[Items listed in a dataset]
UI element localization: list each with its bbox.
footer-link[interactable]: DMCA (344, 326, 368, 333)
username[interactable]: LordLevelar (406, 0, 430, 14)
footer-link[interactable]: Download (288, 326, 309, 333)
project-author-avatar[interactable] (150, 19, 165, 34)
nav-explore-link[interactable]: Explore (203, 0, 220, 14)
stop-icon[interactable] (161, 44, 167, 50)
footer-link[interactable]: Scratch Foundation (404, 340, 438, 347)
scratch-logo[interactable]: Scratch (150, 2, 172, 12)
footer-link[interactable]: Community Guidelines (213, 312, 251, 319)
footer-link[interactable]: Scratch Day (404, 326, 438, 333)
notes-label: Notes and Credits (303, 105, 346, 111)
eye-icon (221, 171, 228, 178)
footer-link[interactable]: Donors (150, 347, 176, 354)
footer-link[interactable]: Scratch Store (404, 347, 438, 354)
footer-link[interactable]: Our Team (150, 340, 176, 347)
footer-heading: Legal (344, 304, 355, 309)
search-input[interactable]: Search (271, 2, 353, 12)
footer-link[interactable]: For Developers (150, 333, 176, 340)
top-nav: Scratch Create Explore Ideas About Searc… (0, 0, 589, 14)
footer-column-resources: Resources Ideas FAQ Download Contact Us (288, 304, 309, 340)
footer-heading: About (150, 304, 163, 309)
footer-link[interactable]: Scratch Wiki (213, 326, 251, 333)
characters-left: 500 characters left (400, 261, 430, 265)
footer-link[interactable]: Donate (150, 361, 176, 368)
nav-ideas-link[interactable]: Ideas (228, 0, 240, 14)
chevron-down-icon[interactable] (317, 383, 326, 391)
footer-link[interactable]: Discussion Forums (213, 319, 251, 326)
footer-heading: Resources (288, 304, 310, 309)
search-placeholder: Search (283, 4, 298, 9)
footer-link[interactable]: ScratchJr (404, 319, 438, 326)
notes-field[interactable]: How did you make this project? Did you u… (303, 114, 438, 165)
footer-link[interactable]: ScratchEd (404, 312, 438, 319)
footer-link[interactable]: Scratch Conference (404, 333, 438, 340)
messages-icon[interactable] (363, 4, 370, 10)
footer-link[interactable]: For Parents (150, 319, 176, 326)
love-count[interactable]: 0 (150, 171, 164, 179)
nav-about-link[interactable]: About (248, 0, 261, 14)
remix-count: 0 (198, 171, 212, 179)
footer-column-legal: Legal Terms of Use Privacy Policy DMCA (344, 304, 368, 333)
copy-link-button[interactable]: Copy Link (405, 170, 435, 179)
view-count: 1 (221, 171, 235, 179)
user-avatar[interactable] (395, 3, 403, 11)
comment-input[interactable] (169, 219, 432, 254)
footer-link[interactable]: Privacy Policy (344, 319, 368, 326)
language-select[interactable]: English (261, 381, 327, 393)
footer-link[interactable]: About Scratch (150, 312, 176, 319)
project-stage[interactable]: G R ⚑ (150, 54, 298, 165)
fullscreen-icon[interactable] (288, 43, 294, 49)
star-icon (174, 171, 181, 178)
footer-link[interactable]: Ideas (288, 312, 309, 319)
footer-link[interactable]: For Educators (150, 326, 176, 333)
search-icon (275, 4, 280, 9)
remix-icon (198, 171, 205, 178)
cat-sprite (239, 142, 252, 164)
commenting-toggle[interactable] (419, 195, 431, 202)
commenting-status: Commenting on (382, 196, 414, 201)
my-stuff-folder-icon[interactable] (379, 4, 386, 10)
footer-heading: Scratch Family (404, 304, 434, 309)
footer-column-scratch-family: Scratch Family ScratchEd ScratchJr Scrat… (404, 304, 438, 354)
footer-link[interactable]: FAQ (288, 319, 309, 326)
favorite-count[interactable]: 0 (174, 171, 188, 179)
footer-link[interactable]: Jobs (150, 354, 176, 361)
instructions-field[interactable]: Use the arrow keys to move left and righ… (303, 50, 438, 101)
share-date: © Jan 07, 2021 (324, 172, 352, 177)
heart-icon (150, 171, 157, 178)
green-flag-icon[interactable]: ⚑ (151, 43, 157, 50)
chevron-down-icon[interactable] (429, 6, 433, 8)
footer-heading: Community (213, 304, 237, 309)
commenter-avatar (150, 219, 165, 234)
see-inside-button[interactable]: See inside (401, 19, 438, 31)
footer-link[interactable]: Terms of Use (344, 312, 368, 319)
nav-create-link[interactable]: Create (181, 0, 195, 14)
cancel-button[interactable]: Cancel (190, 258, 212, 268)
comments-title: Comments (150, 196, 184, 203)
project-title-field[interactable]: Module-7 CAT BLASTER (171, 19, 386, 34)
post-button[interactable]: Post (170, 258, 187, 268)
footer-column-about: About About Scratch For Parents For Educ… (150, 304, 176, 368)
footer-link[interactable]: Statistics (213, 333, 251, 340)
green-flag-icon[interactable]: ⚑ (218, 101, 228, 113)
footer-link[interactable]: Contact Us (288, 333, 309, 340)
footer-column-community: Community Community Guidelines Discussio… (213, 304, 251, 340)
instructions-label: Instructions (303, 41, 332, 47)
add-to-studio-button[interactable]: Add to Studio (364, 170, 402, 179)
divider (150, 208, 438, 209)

## Your goal
Turn every line of the material above into a numbered list, leaving out any blank lines.

## Result of the exercise
1. UI element localization: list each with its bbox.
2. footer-link[interactable]: DMCA (344, 326, 368, 333)
3. username[interactable]: LordLevelar (406, 0, 430, 14)
4. footer-link[interactable]: Download (288, 326, 309, 333)
5. project-author-avatar[interactable] (150, 19, 165, 34)
6. nav-explore-link[interactable]: Explore (203, 0, 220, 14)
7. stop-icon[interactable] (161, 44, 167, 50)
8. footer-link[interactable]: Scratch Foundation (404, 340, 438, 347)
9. scratch-logo[interactable]: Scratch (150, 2, 172, 12)
10. footer-link[interactable]: Community Guidelines (213, 312, 251, 319)
11. footer-link[interactable]: Scratch Day (404, 326, 438, 333)
12. notes-label: Notes and Credits (303, 105, 346, 111)
13. eye-icon (221, 171, 228, 178)
14. footer-link[interactable]: Donors (150, 347, 176, 354)
15. footer-link[interactable]: Scratch Store (404, 347, 438, 354)
16. footer-link[interactable]: Our Team (150, 340, 176, 347)
17. footer-heading: Legal (344, 304, 355, 309)
18. search-input[interactable]: Search (271, 2, 353, 12)
19. footer-link[interactable]: For Developers (150, 333, 176, 340)
20. top-nav: Scratch Create Explore Ideas About Searc… (0, 0, 589, 14)
21. footer-column-resources: Resources Ideas FAQ Download Contact Us (288, 304, 309, 340)
22. footer-heading: About (150, 304, 163, 309)
23. footer-link[interactable]: Scratch Wiki (213, 326, 251, 333)
24. characters-left: 500 characters left (400, 261, 430, 265)
25. footer-link[interactable]: Donate (150, 361, 176, 368)
26. nav-ideas-link[interactable]: Ideas (228, 0, 240, 14)
27. chevron-down-icon[interactable] (317, 383, 326, 391)
28. footer-link[interactable]: Discussion Forums (213, 319, 251, 326)
29. footer-heading: Resources (288, 304, 310, 309)
30. search-placeholder: Search (283, 4, 298, 9)
31. footer-link[interactable]: ScratchJr (404, 319, 438, 326)
32. notes-field[interactable]: How did you make this project? Did you u… (303, 114, 438, 165)
33. footer-link[interactable]: ScratchEd (404, 312, 438, 319)
34. footer-link[interactable]: Scratch Conference (404, 333, 438, 340)
35. messages-icon[interactable] (363, 4, 370, 10)
36. footer-link[interactable]: For Parents (150, 319, 176, 326)
37. love-count[interactable]: 0 (150, 171, 164, 179)
38. nav-about-link[interactable]: About (248, 0, 261, 14)
39. remix-count: 0 (198, 171, 212, 179)
40. footer-column-legal: Legal Terms of Use Privacy Policy DMCA (344, 304, 368, 333)
41. copy-link-button[interactable]: Copy Link (405, 170, 435, 179)
42. view-count: 1 (221, 171, 235, 179)
43. user-avatar[interactable] (395, 3, 403, 11)
44. comment-input[interactable] (169, 219, 432, 254)
45. footer-link[interactable]: Privacy Policy (344, 319, 368, 326)
46. language-select[interactable]: English (261, 381, 327, 393)
47. footer-link[interactable]: About Scratch (150, 312, 176, 319)
48. project-stage[interactable]: G R ⚑ (150, 54, 298, 165)
49. fullscreen-icon[interactable] (288, 43, 294, 49)
50. star-icon (174, 171, 181, 178)
51. footer-link[interactable]: Ideas (288, 312, 309, 319)
52. footer-link[interactable]: For Educators (150, 326, 176, 333)
53. search-icon (275, 4, 280, 9)
54. remix-icon (198, 171, 205, 178)
55. cat-sprite (239, 142, 252, 164)
56. commenting-toggle[interactable] (419, 195, 431, 202)
57. commenting-status: Commenting on (382, 196, 414, 201)
58. my-stuff-folder-icon[interactable] (379, 4, 386, 10)
59. footer-heading: Scratch Family (404, 304, 434, 309)
60. footer-column-scratch-family: Scratch Family ScratchEd ScratchJr Scrat… (404, 304, 438, 354)
61. footer-link[interactable]: FAQ (288, 319, 309, 326)
62. favorite-count[interactable]: 0 (174, 171, 188, 179)
63. footer-link[interactable]: Jobs (150, 354, 176, 361)
64. instructions-field[interactable]: Use the arrow keys to move left and righ… (303, 50, 438, 101)
65. share-date: © Jan 07, 2021 (324, 172, 352, 177)
66. heart-icon (150, 171, 157, 178)
67. green-flag-icon[interactable]: ⚑ (151, 43, 157, 50)
68. chevron-down-icon[interactable] (429, 6, 433, 8)
69. footer-heading: Community (213, 304, 237, 309)
70. commenter-avatar (150, 219, 165, 234)
71. see-inside-button[interactable]: See inside (401, 19, 438, 31)
72. footer-link[interactable]: Terms of Use (344, 312, 368, 319)
73. nav-create-link[interactable]: Create (181, 0, 195, 14)
74. cancel-button[interactable]: Cancel (190, 258, 212, 268)
75. comments-title: Comments (150, 196, 184, 203)
76. project-title-field[interactable]: Module-7 CAT BLASTER (171, 19, 386, 34)
77. post-button[interactable]: Post (170, 258, 187, 268)
78. footer-column-about: About About Scratch For Parents For Educ… (150, 304, 176, 368)
79. footer-link[interactable]: Statistics (213, 333, 251, 340)
80. green-flag-icon[interactable]: ⚑ (218, 101, 228, 113)
81. footer-link[interactable]: Contact Us (288, 333, 309, 340)
82. footer-column-community: Community Community Guidelines Discussio… (213, 304, 251, 340)
83. instructions-label: Instructions (303, 41, 332, 47)
84. add-to-studio-button[interactable]: Add to Studio (364, 170, 402, 179)
85. divider (150, 208, 438, 209)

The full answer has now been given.